- _Direction_: Read through the data and report every line in which the word "营业执照" occurs.

Records from a dataset
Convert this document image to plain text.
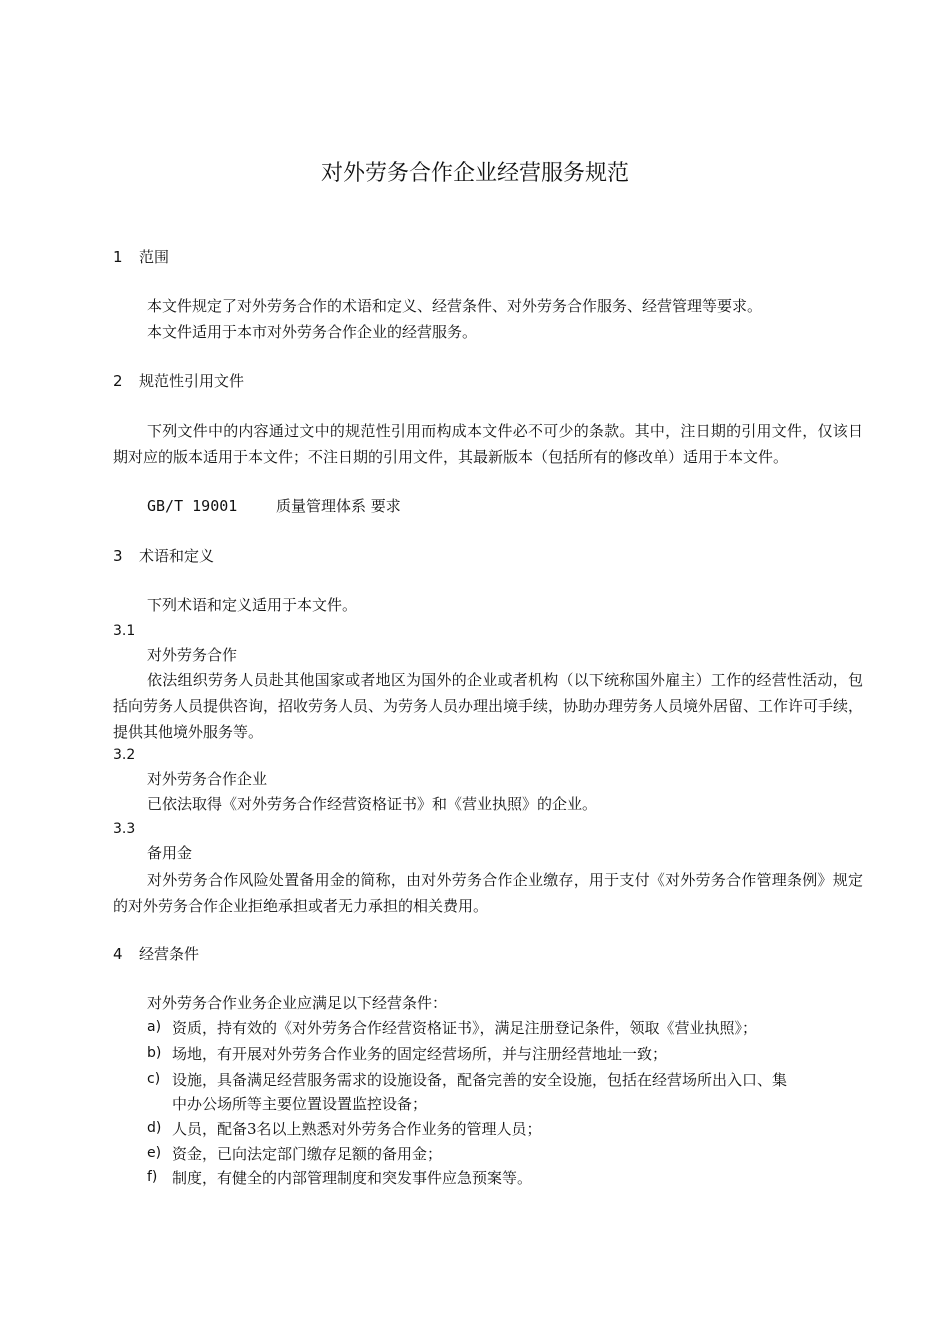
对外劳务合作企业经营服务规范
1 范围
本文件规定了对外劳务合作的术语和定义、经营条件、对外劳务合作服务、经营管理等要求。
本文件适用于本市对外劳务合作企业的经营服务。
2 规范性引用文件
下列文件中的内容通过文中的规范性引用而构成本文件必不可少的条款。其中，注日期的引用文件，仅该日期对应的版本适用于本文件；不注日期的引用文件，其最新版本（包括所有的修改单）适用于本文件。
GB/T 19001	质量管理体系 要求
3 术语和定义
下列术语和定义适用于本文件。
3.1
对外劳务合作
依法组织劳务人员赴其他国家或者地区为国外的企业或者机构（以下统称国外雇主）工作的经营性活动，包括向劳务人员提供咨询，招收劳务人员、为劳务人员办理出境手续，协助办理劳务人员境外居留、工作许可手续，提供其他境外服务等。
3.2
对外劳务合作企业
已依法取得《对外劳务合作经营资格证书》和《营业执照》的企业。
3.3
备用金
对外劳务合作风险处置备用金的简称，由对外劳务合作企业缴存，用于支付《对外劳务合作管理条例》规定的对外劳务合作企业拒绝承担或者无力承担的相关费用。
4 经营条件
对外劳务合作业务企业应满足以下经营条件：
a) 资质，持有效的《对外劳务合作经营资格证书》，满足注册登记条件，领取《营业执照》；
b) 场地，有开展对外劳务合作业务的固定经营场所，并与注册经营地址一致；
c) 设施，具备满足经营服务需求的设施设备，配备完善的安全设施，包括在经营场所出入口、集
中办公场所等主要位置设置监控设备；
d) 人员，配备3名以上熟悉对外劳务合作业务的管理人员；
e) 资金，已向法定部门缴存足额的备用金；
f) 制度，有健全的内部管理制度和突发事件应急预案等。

- _Result_:
已依法取得《对外劳务合作经营资格证书》和《营业执照》的企业。
a) 资质，持有效的《对外劳务合作经营资格证书》，满足注册登记条件，领取《营业执照》；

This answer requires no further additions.